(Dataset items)
==*==
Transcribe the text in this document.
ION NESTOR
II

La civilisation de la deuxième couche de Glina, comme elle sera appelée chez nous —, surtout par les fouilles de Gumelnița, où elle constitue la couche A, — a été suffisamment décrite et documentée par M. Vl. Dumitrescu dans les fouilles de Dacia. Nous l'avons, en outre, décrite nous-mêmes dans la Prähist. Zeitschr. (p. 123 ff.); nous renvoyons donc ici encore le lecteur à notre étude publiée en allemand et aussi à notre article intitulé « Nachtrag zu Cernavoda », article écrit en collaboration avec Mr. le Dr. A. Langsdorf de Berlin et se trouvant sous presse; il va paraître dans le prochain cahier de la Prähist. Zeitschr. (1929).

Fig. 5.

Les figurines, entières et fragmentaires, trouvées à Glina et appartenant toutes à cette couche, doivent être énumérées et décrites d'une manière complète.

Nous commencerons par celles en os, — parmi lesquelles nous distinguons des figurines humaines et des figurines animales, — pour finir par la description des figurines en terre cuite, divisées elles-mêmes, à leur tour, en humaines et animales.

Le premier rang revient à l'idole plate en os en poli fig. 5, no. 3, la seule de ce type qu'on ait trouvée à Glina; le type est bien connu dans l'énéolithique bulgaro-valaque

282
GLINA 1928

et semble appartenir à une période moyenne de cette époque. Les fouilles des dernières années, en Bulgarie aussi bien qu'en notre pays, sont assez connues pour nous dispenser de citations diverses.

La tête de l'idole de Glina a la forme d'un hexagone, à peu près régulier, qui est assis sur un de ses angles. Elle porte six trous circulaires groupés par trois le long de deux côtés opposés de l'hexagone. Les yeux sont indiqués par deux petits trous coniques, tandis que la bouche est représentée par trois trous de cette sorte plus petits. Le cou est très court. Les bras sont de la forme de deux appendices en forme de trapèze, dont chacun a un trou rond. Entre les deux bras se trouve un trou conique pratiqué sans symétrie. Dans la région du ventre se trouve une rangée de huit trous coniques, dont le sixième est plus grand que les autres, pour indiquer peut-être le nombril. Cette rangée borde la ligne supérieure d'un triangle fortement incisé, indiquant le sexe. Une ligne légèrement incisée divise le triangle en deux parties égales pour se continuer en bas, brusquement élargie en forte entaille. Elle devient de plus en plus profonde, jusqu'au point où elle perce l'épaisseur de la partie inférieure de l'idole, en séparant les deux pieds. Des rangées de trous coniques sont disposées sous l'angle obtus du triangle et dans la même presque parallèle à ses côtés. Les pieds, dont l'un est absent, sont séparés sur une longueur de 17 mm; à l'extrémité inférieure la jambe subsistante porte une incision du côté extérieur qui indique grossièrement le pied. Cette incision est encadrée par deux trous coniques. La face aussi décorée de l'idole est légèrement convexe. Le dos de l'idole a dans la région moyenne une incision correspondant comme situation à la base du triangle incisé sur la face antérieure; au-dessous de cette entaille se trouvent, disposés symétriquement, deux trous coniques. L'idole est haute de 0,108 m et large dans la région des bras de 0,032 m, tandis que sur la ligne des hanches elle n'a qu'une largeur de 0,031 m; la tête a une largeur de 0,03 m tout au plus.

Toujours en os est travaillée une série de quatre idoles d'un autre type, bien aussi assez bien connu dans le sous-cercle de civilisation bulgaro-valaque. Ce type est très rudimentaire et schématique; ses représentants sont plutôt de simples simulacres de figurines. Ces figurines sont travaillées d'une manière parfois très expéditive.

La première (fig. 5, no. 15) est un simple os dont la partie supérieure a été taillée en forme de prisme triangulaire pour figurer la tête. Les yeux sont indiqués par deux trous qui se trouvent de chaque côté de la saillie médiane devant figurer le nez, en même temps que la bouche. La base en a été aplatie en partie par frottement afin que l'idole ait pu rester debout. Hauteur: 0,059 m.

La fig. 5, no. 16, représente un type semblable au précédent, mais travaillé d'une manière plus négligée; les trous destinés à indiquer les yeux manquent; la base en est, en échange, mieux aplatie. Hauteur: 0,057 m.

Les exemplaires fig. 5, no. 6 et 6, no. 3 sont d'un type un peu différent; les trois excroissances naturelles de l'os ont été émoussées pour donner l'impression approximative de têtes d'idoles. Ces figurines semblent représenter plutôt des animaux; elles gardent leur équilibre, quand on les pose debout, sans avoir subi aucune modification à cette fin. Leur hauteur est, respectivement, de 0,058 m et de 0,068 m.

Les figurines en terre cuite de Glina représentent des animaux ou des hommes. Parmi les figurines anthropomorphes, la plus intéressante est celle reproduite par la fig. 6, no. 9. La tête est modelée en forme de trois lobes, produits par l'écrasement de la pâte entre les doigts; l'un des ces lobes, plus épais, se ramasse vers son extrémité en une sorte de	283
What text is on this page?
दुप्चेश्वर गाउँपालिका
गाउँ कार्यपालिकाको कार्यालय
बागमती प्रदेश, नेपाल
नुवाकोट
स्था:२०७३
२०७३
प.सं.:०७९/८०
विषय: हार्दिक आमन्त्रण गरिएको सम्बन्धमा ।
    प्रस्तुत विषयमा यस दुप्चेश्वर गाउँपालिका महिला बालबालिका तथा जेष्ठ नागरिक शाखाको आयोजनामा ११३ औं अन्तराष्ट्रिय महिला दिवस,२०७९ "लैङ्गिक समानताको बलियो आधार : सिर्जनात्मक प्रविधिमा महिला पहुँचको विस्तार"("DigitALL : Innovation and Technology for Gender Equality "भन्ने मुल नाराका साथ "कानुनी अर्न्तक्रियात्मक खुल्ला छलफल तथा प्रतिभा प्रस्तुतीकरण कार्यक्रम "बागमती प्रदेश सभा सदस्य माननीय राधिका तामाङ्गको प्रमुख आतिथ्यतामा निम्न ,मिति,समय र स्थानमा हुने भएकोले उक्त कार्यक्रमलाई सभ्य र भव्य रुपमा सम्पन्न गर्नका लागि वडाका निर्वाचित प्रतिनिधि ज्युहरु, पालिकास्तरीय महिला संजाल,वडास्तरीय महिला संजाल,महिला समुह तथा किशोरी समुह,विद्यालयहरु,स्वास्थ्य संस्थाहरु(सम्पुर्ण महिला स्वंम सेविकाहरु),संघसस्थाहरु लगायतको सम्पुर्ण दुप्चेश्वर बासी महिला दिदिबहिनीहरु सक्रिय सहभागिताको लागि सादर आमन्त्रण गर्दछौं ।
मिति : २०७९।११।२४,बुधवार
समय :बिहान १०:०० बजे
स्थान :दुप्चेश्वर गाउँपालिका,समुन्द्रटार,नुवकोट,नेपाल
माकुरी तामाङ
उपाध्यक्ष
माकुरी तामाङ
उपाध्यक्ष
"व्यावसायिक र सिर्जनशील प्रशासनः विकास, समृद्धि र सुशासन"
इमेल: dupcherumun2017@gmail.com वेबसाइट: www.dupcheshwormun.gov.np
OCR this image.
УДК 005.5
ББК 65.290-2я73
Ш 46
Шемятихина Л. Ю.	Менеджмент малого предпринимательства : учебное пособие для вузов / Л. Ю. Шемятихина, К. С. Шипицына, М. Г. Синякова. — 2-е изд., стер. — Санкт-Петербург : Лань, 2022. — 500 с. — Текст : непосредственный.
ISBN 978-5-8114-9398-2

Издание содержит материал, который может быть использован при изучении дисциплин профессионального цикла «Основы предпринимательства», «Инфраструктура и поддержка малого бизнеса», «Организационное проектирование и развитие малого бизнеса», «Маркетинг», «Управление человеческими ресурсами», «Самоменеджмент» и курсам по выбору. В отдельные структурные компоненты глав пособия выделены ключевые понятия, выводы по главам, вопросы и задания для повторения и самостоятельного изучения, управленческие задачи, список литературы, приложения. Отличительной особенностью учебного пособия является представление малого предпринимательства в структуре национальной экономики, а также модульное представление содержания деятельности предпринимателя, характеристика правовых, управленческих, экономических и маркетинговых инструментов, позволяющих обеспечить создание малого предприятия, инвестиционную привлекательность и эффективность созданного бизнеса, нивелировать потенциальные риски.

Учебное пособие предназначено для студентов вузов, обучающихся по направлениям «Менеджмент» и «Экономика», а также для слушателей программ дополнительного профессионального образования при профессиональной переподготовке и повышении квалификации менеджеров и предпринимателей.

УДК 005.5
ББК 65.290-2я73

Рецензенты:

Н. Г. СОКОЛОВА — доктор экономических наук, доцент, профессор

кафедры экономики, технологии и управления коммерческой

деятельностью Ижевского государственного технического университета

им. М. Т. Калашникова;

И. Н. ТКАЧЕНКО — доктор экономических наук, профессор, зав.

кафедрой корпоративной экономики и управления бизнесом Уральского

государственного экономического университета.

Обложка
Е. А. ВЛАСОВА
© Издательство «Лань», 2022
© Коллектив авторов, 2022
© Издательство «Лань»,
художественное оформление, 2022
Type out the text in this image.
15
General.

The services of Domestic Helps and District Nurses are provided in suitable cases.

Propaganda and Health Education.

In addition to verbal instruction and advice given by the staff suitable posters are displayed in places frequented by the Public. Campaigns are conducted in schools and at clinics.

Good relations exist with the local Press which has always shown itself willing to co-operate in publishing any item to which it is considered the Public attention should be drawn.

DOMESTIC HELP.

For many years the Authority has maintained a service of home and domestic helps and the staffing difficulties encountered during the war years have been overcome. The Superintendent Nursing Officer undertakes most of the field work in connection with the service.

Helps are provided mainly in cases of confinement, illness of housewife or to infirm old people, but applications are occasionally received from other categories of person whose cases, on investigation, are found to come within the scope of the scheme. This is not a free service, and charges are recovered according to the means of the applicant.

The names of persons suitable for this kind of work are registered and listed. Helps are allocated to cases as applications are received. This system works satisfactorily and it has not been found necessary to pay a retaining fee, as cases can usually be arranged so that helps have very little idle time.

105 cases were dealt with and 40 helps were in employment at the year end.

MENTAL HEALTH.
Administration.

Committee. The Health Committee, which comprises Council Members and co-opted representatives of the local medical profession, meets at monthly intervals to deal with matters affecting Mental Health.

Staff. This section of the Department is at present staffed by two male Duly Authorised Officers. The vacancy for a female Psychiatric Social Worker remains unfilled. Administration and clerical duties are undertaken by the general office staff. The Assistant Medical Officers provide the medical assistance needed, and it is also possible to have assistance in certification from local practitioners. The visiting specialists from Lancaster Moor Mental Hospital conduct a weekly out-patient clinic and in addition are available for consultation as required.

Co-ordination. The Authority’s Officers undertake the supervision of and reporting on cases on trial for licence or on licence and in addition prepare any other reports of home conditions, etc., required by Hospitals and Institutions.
==*==
*Exercise prompt*
Look through the records and count each line that holds "image". Write only the total.

*Finished answer*
2